EXERCISE INSTRUCTIONS: Return, word for word, every line that follows.
::: WORKING DATA :::
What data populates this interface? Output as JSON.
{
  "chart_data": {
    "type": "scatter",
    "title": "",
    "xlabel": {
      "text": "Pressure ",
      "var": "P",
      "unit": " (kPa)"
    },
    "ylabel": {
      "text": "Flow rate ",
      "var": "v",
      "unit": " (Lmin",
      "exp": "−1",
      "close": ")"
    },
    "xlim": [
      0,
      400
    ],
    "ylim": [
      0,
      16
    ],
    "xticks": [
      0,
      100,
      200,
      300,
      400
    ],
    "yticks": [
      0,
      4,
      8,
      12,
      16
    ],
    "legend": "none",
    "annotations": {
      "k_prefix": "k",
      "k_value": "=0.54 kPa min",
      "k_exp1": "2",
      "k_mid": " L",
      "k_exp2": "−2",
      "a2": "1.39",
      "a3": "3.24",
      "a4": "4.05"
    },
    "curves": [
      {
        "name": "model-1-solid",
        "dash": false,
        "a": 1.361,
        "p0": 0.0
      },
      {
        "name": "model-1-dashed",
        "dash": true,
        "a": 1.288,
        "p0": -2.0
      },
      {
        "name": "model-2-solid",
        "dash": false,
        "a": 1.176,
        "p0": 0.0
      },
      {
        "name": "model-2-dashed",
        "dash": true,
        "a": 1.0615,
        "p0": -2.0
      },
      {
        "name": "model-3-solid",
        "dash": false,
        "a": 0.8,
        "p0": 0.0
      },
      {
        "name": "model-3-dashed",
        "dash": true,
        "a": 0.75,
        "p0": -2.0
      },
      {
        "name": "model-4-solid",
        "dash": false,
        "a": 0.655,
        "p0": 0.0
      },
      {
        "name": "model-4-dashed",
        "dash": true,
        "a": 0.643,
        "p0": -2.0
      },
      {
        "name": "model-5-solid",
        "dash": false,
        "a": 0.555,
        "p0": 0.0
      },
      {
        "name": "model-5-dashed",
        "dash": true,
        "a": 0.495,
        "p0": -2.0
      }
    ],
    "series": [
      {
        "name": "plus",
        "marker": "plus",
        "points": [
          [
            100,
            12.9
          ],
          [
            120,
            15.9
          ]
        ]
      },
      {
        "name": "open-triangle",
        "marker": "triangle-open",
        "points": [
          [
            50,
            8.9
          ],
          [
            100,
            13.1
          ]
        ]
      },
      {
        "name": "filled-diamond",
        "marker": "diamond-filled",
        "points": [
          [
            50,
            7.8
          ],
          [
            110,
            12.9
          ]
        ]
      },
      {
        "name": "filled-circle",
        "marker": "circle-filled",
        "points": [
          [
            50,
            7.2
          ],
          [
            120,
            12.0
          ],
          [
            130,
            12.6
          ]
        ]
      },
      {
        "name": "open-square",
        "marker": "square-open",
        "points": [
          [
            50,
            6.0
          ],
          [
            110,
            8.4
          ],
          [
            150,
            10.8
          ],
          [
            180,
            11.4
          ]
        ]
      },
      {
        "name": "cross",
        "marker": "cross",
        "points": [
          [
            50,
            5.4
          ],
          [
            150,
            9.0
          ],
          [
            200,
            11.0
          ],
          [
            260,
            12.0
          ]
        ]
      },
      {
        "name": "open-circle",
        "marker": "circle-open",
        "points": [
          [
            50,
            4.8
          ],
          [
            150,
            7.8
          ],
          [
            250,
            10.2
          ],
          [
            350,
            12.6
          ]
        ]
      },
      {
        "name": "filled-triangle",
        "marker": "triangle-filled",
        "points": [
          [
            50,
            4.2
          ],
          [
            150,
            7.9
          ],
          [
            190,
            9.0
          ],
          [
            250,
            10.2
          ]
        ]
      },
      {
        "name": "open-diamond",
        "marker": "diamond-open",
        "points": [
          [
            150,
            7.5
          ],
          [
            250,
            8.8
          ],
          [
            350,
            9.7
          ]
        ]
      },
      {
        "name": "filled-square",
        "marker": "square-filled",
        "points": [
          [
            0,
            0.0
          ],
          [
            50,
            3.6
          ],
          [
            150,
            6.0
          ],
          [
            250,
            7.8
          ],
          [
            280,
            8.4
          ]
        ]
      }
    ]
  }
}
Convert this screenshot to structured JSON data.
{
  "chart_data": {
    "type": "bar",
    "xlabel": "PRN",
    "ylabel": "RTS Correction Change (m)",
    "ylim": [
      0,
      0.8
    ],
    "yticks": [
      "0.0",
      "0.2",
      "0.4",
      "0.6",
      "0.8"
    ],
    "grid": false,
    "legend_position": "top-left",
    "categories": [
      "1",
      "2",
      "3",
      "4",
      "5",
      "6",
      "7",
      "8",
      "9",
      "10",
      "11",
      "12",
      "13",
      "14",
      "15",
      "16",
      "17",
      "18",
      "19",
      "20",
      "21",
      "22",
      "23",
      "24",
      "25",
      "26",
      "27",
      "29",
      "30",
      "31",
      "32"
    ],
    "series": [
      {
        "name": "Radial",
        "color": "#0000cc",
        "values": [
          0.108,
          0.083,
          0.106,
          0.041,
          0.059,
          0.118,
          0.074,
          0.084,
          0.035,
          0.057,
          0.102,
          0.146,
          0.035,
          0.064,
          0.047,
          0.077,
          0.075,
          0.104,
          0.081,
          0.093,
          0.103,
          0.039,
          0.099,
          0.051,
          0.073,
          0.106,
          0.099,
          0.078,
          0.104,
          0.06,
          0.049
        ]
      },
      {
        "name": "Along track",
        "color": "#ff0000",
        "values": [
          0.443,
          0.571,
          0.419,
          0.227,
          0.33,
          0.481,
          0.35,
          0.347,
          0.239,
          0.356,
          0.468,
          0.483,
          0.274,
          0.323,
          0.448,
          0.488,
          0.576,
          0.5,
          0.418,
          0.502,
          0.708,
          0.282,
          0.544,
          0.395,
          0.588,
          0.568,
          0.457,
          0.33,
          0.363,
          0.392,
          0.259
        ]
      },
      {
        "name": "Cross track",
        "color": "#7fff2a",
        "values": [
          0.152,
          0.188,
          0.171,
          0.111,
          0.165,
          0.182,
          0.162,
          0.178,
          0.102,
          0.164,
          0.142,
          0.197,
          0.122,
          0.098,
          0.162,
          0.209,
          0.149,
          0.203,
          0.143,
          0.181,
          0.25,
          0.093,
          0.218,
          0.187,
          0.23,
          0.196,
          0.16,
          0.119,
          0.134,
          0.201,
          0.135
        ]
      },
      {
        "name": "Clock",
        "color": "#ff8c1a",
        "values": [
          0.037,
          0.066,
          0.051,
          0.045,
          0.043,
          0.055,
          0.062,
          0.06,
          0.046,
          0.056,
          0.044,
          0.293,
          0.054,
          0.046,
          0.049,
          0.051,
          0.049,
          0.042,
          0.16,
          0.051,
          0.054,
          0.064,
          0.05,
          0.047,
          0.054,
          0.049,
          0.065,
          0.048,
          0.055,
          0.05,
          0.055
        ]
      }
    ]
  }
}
:::
RESPONSE FOR THIS EXERCISE:
What data populates this interface? Output as JSON.
{
  "chart_data": {
    "type": "scatter",
    "title": "",
    "xlabel": {
      "text": "Pressure ",
      "var": "P",
      "unit": " (kPa)"
    },
    "ylabel": {
      "text": "Flow rate ",
      "var": "v",
      "unit": " (Lmin",
      "exp": "−1",
      "close": ")"
    },
    "xlim": [
      0,
      400
    ],
    "ylim": [
      0,
      16
    ],
    "xticks": [
      0,
      100,
      200,
      300,
      400
    ],
    "yticks": [
      0,
      4,
      8,
      12,
      16
    ],
    "legend": "none",
    "annotations": {
      "k_prefix": "k",
      "k_value": "=0.54 kPa min",
      "k_exp1": "2",
      "k_mid": " L",
      "k_exp2": "−2",
      "a2": "1.39",
      "a3": "3.24",
      "a4": "4.05"
    },
    "curves": [
      {
        "name": "model-1-solid",
        "dash": false,
        "a": 1.361,
        "p0": 0.0
      },
      {
        "name": "model-1-dashed",
        "dash": true,
        "a": 1.288,
        "p0": -2.0
      },
      {
        "name": "model-2-solid",
        "dash": false,
        "a": 1.176,
        "p0": 0.0
      },
      {
        "name": "model-2-dashed",
        "dash": true,
        "a": 1.0615,
        "p0": -2.0
      },
      {
        "name": "model-3-solid",
        "dash": false,
        "a": 0.8,
        "p0": 0.0
      },
      {
        "name": "model-3-dashed",
        "dash": true,
        "a": 0.75,
        "p0": -2.0
      },
      {
        "name": "model-4-solid",
        "dash": false,
        "a": 0.655,
        "p0": 0.0
      },
      {
        "name": "model-4-dashed",
        "dash": true,
        "a": 0.643,
        "p0": -2.0
      },
      {
        "name": "model-5-solid",
        "dash": false,
        "a": 0.555,
        "p0": 0.0
      },
      {
        "name": "model-5-dashed",
        "dash": true,
        "a": 0.495,
        "p0": -2.0
      }
    ],
    "series": [
      {
        "name": "plus",
        "marker": "plus",
        "points": [
          [
            100,
            12.9
          ],
          [
            120,
            15.9
          ]
        ]
      },
      {
        "name": "open-triangle",
        "marker": "triangle-open",
        "points": [
          [
            50,
            8.9
          ],
          [
            100,
            13.1
          ]
        ]
      },
      {
        "name": "filled-diamond",
        "marker": "diamond-filled",
        "points": [
          [
            50,
            7.8
          ],
          [
            110,
            12.9
          ]
        ]
      },
      {
        "name": "filled-circle",
        "marker": "circle-filled",
        "points": [
          [
            50,
            7.2
          ],
          [
            120,
            12.0
          ],
          [
            130,
            12.6
          ]
        ]
      },
      {
        "name": "open-square",
        "marker": "square-open",
        "points": [
          [
            50,
            6.0
          ],
          [
            110,
            8.4
          ],
          [
            150,
            10.8
          ],
          [
            180,
            11.4
          ]
        ]
      },
      {
        "name": "cross",
        "marker": "cross",
        "points": [
          [
            50,
            5.4
          ],
          [
            150,
            9.0
          ],
          [
            200,
            11.0
          ],
          [
            260,
            12.0
          ]
        ]
      },
      {
        "name": "open-circle",
        "marker": "circle-open",
        "points": [
          [
            50,
            4.8
          ],
          [
            150,
            7.8
          ],
          [
            250,
            10.2
          ],
          [
            350,
            12.6
          ]
        ]
      },
      {
        "name": "filled-triangle",
        "marker": "triangle-filled",
        "points": [
          [
            50,
            4.2
          ],
          [
            150,
            7.9
          ],
          [
            190,
            9.0
          ],
          [
            250,
            10.2
          ]
        ]
      },
      {
        "name": "open-diamond",
        "marker": "diamond-open",
        "points": [
          [
            150,
            7.5
          ],
          [
            250,
            8.8
          ],
          [
            350,
            9.7
          ]
        ]
      },
      {
        "name": "filled-square",
        "marker": "square-filled",
        "points": [
          [
            0,
            0.0
          ],
          [
            50,
            3.6
          ],
          [
            150,
            6.0
          ],
          [
            250,
            7.8
          ],
          [
            280,
            8.4
          ]
        ]
      }
    ]
  }
}
Convert this screenshot to structured JSON data.
{
  "chart_data": {
    "type": "bar",
    "xlabel": "PRN",
    "ylabel": "RTS Correction Change (m)",
    "ylim": [
      0,
      0.8
    ],
    "yticks": [
      "0.0",
      "0.2",
      "0.4",
      "0.6",
      "0.8"
    ],
    "grid": false,
    "legend_position": "top-left",
    "categories": [
      "1",
      "2",
      "3",
      "4",
      "5",
      "6",
      "7",
      "8",
      "9",
      "10",
      "11",
      "12",
      "13",
      "14",
      "15",
      "16",
      "17",
      "18",
      "19",
      "20",
      "21",
      "22",
      "23",
      "24",
      "25",
      "26",
      "27",
      "29",
      "30",
      "31",
      "32"
    ],
    "series": [
      {
        "name": "Radial",
        "color": "#0000cc",
        "values": [
          0.108,
          0.083,
          0.106,
          0.041,
          0.059,
          0.118,
          0.074,
          0.084,
          0.035,
          0.057,
          0.102,
          0.146,
          0.035,
          0.064,
          0.047,
          0.077,
          0.075,
          0.104,
          0.081,
          0.093,
          0.103,
          0.039,
          0.099,
          0.051,
          0.073,
          0.106,
          0.099,
          0.078,
          0.104,
          0.06,
          0.049
        ]
      },
      {
        "name": "Along track",
        "color": "#ff0000",
        "values": [
          0.443,
          0.571,
          0.419,
          0.227,
          0.33,
          0.481,
          0.35,
          0.347,
          0.239,
          0.356,
          0.468,
          0.483,
          0.274,
          0.323,
          0.448,
          0.488,
          0.576,
          0.5,
          0.418,
          0.502,
          0.708,
          0.282,
          0.544,
          0.395,
          0.588,
          0.568,
          0.457,
          0.33,
          0.363,
          0.392,
          0.259
        ]
      },
      {
        "name": "Cross track",
        "color": "#7fff2a",
        "values": [
          0.152,
          0.188,
          0.171,
          0.111,
          0.165,
          0.182,
          0.162,
          0.178,
          0.102,
          0.164,
          0.142,
          0.197,
          0.122,
          0.098,
          0.162,
          0.209,
          0.149,
          0.203,
          0.143,
          0.181,
          0.25,
          0.093,
          0.218,
          0.187,
          0.23,
          0.196,
          0.16,
          0.119,
          0.134,
          0.201,
          0.135
        ]
      },
      {
        "name": "Clock",
        "color": "#ff8c1a",
        "values": [
          0.037,
          0.066,
          0.051,
          0.045,
          0.043,
          0.055,
          0.062,
          0.06,
          0.046,
          0.056,
          0.044,
          0.293,
          0.054,
          0.046,
          0.049,
          0.051,
          0.049,
          0.042,
          0.16,
          0.051,
          0.054,
          0.064,
          0.05,
          0.047,
          0.054,
          0.049,
          0.065,
          0.048,
          0.055,
          0.05,
          0.055
        ]
      }
    ]
  }
}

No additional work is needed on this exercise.